TASK DETAILS: Count lines holding the string "Södermanland" in the data that follows. Reply with one number only.

SUPPLIED DATA:

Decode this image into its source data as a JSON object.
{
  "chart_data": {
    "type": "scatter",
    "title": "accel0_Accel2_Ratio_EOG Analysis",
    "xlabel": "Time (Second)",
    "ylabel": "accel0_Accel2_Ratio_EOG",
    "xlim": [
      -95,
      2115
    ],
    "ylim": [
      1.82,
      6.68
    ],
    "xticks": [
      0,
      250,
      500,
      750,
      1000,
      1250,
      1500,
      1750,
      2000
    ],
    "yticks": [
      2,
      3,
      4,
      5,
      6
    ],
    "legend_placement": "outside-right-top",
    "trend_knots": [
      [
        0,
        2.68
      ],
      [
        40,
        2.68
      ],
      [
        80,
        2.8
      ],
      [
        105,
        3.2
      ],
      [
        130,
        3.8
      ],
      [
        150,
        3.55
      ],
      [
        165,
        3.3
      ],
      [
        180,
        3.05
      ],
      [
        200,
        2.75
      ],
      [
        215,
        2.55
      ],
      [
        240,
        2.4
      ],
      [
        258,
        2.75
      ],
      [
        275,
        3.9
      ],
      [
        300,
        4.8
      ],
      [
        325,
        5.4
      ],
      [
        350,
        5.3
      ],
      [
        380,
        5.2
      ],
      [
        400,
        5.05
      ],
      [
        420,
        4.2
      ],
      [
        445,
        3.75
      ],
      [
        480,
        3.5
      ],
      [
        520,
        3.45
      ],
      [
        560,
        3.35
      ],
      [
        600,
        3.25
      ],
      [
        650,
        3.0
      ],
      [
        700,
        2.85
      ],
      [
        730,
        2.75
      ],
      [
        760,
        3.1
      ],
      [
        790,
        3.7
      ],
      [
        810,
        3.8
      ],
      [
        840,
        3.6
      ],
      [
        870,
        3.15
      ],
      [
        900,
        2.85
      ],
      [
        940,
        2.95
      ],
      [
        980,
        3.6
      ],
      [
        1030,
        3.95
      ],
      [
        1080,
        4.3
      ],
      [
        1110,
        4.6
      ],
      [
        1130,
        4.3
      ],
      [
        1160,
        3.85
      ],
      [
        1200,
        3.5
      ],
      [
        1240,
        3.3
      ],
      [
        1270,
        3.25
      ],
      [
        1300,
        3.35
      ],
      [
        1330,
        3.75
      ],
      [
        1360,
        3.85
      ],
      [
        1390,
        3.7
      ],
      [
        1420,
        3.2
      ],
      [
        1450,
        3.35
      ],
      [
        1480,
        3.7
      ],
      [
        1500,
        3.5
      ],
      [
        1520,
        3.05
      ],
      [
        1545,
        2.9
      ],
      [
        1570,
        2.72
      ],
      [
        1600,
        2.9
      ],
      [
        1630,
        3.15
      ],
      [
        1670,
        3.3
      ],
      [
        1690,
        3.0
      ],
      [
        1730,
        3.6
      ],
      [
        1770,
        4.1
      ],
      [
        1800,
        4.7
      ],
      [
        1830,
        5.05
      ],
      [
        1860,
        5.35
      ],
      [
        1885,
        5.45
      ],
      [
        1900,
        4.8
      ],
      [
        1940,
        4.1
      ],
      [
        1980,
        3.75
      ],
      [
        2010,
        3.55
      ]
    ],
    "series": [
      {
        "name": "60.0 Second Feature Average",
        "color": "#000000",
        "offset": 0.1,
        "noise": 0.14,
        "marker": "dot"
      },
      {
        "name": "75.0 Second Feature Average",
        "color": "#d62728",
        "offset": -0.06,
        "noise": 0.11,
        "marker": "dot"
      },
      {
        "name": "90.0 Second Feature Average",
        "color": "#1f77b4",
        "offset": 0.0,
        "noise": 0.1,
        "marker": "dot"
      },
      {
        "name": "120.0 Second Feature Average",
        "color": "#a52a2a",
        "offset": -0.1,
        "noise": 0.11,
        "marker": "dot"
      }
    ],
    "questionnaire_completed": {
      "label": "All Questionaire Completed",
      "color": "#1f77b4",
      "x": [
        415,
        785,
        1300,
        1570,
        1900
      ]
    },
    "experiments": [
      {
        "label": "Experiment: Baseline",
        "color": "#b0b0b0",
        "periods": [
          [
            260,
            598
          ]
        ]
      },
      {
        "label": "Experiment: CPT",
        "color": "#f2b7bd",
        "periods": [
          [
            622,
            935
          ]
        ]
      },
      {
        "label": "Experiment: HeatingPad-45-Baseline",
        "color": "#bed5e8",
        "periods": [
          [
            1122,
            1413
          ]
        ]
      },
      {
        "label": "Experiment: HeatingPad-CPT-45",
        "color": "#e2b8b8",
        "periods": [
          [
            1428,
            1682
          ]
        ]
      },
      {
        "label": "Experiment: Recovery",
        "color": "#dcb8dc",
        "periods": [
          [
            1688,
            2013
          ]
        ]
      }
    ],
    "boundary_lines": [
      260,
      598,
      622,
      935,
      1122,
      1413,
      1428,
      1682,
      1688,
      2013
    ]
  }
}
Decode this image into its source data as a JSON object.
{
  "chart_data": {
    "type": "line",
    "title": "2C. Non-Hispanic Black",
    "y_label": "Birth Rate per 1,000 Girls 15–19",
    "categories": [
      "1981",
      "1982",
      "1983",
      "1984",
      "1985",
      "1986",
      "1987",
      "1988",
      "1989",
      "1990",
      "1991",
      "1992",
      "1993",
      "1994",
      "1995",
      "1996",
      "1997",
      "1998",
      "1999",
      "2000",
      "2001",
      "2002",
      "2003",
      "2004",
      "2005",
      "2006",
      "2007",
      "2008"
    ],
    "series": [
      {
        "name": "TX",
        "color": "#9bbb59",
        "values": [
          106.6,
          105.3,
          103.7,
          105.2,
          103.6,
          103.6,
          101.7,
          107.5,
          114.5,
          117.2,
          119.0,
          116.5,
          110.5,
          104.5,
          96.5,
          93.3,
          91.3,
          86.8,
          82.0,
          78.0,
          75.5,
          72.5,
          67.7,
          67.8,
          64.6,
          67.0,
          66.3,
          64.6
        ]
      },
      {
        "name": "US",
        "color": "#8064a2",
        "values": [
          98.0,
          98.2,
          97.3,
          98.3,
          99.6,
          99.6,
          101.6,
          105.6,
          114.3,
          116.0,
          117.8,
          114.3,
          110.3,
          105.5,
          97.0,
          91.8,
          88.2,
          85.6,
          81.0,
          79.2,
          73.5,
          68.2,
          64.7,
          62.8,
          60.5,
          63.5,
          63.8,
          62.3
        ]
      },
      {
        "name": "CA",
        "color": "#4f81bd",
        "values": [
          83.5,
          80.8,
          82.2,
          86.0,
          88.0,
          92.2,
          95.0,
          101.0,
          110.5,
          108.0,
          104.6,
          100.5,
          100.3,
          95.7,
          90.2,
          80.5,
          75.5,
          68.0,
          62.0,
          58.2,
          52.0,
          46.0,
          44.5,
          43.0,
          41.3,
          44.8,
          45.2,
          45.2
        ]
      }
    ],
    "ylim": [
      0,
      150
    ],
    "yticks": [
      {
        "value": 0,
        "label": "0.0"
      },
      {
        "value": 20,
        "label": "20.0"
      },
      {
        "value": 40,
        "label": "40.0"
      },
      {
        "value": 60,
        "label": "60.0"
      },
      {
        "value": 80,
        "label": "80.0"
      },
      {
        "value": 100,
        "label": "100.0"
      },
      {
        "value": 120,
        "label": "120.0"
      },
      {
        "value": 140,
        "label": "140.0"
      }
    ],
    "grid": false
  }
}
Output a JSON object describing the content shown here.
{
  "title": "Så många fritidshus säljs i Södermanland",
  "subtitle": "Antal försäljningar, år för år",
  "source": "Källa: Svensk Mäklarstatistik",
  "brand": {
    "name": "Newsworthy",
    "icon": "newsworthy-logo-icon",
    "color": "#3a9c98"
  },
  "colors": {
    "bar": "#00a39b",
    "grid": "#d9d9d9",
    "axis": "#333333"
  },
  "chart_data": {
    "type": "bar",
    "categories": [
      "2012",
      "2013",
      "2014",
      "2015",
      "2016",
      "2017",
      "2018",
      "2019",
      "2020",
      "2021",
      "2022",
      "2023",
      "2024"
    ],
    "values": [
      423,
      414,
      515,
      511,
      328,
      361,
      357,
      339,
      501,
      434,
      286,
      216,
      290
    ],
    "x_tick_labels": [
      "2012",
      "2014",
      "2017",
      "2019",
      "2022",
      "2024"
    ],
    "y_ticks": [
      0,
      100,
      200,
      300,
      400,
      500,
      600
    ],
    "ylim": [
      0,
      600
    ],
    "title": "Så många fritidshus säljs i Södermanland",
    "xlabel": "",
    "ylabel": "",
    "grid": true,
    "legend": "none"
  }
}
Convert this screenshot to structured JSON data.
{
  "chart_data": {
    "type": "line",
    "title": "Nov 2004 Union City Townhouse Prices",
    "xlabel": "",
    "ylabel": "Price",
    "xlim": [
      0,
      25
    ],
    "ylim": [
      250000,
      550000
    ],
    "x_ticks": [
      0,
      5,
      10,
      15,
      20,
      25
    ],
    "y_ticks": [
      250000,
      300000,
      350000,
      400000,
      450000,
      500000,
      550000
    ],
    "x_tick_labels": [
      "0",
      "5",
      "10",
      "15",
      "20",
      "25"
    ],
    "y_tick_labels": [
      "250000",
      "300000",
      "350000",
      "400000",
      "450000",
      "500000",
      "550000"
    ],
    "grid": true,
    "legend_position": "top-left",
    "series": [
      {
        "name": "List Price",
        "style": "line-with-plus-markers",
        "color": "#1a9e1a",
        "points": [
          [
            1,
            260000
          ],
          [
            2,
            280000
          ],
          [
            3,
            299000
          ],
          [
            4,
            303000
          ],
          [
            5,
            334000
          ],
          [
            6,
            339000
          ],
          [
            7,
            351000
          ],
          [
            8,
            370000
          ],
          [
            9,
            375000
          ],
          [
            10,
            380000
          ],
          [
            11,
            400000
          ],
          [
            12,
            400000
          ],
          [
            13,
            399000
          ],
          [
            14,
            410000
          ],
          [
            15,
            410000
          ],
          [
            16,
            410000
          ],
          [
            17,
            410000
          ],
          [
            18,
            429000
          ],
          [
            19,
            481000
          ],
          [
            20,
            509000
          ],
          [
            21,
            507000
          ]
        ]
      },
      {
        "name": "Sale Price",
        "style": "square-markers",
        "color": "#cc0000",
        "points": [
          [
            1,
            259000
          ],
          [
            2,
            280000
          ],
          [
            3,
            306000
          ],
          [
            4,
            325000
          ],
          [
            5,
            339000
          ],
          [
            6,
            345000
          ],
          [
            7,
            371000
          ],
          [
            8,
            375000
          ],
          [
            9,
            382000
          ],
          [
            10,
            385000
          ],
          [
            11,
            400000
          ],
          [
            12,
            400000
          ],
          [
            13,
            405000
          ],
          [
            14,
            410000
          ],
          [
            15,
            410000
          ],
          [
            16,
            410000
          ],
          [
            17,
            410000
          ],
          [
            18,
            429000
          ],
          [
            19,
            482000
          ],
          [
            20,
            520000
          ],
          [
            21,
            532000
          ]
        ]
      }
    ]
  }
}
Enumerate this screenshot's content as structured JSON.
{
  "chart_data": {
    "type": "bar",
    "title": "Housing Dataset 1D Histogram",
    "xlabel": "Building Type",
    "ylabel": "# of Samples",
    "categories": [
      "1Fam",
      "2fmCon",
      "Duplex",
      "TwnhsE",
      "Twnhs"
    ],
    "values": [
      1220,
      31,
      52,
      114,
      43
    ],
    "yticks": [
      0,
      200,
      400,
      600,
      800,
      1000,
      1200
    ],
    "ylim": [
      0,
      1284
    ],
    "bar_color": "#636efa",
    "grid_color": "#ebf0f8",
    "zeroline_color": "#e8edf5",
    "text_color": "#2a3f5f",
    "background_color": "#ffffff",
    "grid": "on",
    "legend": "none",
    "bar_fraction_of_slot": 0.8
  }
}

SOLVED PROBLEM: 2